Entries drawn from a collection:
--- --- ---
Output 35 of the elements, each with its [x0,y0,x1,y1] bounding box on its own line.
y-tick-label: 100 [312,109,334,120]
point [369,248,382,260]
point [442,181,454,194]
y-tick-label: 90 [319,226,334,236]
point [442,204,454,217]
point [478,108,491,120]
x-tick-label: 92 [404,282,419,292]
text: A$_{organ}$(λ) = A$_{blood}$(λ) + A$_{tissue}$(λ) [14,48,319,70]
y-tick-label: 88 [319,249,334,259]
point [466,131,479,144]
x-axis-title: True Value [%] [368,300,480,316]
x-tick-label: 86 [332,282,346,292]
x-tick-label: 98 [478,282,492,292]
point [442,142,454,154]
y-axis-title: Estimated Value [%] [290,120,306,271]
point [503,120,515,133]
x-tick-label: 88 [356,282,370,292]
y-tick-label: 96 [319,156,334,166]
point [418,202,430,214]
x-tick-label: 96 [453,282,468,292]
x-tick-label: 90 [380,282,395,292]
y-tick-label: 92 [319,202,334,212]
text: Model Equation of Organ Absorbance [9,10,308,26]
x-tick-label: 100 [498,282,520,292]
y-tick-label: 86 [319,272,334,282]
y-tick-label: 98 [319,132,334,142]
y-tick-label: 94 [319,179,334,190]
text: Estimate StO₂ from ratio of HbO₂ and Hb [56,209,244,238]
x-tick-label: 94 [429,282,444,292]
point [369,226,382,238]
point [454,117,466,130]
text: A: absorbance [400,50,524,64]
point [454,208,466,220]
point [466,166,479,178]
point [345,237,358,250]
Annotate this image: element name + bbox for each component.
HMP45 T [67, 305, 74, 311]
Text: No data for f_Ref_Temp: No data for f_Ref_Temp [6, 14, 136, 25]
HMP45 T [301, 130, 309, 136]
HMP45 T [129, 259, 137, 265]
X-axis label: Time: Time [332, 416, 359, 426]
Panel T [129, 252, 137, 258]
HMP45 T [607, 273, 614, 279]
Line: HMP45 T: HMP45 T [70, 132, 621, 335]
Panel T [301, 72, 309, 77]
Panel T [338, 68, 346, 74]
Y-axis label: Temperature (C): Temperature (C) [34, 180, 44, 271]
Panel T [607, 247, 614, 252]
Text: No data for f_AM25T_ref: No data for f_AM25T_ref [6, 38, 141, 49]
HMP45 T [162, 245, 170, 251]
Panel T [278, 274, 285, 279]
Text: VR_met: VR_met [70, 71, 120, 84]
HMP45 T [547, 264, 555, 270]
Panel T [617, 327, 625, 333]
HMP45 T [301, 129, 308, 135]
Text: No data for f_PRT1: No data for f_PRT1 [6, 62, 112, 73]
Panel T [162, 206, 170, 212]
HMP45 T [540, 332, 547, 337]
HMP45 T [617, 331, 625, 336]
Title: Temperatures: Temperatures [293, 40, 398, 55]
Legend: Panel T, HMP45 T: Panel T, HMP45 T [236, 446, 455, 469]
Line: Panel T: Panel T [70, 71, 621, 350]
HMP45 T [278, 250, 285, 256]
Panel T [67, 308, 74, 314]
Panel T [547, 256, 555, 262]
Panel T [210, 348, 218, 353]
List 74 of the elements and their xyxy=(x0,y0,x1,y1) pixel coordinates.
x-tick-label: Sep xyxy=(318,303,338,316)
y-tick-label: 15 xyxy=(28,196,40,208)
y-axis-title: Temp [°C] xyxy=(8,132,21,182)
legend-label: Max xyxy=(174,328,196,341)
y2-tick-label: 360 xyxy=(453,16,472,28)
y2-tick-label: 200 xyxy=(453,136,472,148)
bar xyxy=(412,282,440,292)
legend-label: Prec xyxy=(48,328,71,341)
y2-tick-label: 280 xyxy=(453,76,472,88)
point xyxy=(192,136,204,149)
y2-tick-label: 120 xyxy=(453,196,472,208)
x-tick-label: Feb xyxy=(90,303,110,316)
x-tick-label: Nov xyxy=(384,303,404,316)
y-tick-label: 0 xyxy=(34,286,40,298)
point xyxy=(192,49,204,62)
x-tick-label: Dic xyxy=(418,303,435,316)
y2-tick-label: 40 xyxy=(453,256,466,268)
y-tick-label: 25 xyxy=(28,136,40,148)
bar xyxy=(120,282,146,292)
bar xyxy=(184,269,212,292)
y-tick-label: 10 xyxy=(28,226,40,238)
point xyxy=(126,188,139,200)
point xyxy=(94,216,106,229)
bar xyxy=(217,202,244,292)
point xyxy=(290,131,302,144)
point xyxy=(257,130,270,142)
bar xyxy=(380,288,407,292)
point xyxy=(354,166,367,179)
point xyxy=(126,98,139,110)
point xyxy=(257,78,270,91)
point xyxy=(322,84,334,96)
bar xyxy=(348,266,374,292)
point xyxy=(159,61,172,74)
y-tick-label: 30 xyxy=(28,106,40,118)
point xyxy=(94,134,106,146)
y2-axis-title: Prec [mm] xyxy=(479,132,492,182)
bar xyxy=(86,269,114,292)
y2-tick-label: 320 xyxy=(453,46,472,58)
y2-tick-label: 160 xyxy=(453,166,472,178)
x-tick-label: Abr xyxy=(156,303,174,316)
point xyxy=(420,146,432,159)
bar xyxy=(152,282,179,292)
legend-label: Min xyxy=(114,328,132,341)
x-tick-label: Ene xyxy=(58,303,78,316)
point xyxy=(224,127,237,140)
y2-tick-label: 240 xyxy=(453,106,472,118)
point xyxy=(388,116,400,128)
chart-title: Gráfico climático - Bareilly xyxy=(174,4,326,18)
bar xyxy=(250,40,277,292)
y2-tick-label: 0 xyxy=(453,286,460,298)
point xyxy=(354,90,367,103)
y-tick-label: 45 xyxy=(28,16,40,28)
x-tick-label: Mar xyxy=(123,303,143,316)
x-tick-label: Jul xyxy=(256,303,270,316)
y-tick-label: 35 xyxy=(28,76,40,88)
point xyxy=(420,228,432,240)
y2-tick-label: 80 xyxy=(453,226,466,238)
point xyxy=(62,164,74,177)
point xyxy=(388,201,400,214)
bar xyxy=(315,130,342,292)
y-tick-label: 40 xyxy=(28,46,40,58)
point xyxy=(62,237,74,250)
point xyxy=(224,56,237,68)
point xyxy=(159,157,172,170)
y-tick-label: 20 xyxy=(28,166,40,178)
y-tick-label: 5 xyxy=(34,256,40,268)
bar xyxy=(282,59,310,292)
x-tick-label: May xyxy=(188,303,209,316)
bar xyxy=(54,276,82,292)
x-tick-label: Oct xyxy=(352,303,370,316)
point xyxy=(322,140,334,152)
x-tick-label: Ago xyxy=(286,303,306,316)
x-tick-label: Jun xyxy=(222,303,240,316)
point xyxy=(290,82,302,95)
--- --- ---
- _Exercise details_
Copy the records again word for word, starting at the first line and stopping after the line that contains "Panel T [607, 247, 614, 252]".

- _Exercise answer_
Output 35 of the elements, each with its [x0,y0,x1,y1] bounding box on its own line.
y-tick-label: 100 [312,109,334,120]
point [369,248,382,260]
point [442,181,454,194]
y-tick-label: 90 [319,226,334,236]
point [442,204,454,217]
point [478,108,491,120]
x-tick-label: 92 [404,282,419,292]
text: A$_{organ}$(λ) = A$_{blood}$(λ) + A$_{tissue}$(λ) [14,48,319,70]
y-tick-label: 88 [319,249,334,259]
point [466,131,479,144]
x-axis-title: True Value [%] [368,300,480,316]
x-tick-label: 86 [332,282,346,292]
x-tick-label: 98 [478,282,492,292]
point [442,142,454,154]
y-axis-title: Estimated Value [%] [290,120,306,271]
point [503,120,515,133]
x-tick-label: 88 [356,282,370,292]
y-tick-label: 96 [319,156,334,166]
point [418,202,430,214]
x-tick-label: 96 [453,282,468,292]
x-tick-label: 90 [380,282,395,292]
y-tick-label: 92 [319,202,334,212]
text: Model Equation of Organ Absorbance [9,10,308,26]
x-tick-label: 100 [498,282,520,292]
y-tick-label: 86 [319,272,334,282]
y-tick-label: 98 [319,132,334,142]
y-tick-label: 94 [319,179,334,190]
text: Estimate StO₂ from ratio of HbO₂ and Hb [56,209,244,238]
x-tick-label: 94 [429,282,444,292]
point [369,226,382,238]
point [454,117,466,130]
text: A: absorbance [400,50,524,64]
point [454,208,466,220]
point [466,166,479,178]
point [345,237,358,250]
Annotate this image: element name + bbox for each component.
HMP45 T [67, 305, 74, 311]
Text: No data for f_Ref_Temp: No data for f_Ref_Temp [6, 14, 136, 25]
HMP45 T [301, 130, 309, 136]
HMP45 T [129, 259, 137, 265]
X-axis label: Time: Time [332, 416, 359, 426]
Panel T [129, 252, 137, 258]
HMP45 T [607, 273, 614, 279]
Line: HMP45 T: HMP45 T [70, 132, 621, 335]
Panel T [301, 72, 309, 77]
Panel T [338, 68, 346, 74]
Y-axis label: Temperature (C): Temperature (C) [34, 180, 44, 271]
Panel T [607, 247, 614, 252]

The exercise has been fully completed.